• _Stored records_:
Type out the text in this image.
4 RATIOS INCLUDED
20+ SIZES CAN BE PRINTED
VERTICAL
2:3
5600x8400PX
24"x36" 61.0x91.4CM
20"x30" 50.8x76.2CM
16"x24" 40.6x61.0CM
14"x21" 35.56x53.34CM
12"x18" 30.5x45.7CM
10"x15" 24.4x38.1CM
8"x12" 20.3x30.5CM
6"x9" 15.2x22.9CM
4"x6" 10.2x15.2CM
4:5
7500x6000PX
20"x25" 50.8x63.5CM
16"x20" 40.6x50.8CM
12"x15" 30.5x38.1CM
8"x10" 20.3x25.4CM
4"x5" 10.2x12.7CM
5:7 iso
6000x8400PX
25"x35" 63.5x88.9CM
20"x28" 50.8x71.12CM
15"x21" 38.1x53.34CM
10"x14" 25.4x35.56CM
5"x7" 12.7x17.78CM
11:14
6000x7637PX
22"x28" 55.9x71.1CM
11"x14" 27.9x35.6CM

• _WHAT TO PRODUCE_: Extract every entry in the listing word for word.

• _REPLY TO THE TASK_:
Type out the text in this image.
4 RATIOS INCLUDED
20+ SIZES CAN BE PRINTED
VERTICAL
2:3
5600x8400PX
24"x36" 61.0x91.4CM
20"x30" 50.8x76.2CM
16"x24" 40.6x61.0CM
14"x21" 35.56x53.34CM
12"x18" 30.5x45.7CM
10"x15" 24.4x38.1CM
8"x12" 20.3x30.5CM
6"x9" 15.2x22.9CM
4"x6" 10.2x15.2CM
4:5
7500x6000PX
20"x25" 50.8x63.5CM
16"x20" 40.6x50.8CM
12"x15" 30.5x38.1CM
8"x10" 20.3x25.4CM
4"x5" 10.2x12.7CM
5:7 iso
6000x8400PX
25"x35" 63.5x88.9CM
20"x28" 50.8x71.12CM
15"x21" 38.1x53.34CM
10"x14" 25.4x35.56CM
5"x7" 12.7x17.78CM
11:14
6000x7637PX
22"x28" 55.9x71.1CM
11"x14" 27.9x35.6CM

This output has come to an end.